— EXERCISE OBJECTIVE —
Search the records for the word "text" and pick out every line that has it.

** Begin RAW RECORDS **

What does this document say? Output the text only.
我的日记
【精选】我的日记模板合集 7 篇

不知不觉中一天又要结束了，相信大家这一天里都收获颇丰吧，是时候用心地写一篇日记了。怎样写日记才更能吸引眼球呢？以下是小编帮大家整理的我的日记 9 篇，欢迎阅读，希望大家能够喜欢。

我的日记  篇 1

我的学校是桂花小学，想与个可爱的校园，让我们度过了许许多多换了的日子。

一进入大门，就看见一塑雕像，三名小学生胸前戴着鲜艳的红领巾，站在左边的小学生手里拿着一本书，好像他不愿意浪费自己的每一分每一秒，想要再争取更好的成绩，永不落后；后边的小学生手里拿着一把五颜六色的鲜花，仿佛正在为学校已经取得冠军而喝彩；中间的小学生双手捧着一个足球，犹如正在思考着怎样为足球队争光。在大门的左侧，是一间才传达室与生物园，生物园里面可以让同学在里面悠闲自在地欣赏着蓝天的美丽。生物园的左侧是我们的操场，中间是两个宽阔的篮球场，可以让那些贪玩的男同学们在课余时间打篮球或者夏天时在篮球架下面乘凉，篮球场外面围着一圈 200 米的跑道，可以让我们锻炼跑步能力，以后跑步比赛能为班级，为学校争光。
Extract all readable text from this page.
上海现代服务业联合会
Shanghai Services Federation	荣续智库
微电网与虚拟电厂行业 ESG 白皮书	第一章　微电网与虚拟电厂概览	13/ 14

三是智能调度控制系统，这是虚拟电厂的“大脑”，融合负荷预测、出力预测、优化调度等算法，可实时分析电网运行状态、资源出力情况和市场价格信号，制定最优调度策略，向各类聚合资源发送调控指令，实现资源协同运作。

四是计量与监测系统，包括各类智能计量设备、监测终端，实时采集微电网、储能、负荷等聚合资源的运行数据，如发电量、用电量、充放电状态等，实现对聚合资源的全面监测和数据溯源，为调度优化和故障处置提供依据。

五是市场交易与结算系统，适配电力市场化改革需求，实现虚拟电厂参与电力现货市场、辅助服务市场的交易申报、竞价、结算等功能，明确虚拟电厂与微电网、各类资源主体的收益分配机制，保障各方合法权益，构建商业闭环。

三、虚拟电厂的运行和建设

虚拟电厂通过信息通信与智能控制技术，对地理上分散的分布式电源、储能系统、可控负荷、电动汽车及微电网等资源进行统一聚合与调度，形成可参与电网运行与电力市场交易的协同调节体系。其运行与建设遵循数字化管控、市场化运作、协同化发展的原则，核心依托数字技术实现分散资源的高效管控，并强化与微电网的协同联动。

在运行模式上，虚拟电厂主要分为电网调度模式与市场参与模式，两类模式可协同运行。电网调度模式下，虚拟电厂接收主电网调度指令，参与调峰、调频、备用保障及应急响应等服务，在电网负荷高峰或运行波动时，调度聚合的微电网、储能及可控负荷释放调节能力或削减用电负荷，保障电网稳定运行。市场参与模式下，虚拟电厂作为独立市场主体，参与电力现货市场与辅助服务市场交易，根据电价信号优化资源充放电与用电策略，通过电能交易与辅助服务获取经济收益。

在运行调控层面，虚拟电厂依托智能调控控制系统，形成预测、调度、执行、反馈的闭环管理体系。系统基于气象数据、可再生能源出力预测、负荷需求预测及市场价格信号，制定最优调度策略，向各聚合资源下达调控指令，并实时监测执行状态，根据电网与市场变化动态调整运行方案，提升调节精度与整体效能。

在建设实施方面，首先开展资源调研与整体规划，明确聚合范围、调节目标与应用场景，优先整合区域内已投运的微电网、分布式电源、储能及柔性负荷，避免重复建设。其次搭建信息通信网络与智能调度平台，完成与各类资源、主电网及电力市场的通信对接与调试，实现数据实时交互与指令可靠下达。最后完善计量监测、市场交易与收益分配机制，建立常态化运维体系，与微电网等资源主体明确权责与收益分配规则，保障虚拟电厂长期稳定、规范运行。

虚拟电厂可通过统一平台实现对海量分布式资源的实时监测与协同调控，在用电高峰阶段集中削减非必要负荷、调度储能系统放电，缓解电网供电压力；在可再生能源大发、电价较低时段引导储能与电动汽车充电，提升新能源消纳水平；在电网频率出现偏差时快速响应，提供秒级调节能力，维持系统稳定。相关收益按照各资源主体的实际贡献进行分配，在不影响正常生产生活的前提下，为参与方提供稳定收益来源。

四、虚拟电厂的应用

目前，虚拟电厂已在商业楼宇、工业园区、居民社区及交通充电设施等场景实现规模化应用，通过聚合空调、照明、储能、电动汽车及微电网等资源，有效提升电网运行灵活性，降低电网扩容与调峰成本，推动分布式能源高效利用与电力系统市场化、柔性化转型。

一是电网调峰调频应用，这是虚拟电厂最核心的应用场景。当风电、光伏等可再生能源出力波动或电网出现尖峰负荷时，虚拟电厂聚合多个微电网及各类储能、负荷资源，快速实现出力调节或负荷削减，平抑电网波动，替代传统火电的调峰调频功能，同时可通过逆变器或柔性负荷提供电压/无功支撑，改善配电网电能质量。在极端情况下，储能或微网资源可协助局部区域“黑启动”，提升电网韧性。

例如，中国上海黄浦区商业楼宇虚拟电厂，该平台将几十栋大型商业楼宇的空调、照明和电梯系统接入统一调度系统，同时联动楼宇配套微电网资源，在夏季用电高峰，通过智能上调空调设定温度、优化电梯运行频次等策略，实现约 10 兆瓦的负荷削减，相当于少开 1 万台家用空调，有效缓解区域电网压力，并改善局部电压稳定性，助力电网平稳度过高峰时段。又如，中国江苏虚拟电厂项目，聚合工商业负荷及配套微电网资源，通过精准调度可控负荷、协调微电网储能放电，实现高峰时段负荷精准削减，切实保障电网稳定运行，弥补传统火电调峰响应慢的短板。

** End RAW RECORDS **

— COMPLETE ANSWER —
What does this document say? Output the text only.
Extract all readable text from this page.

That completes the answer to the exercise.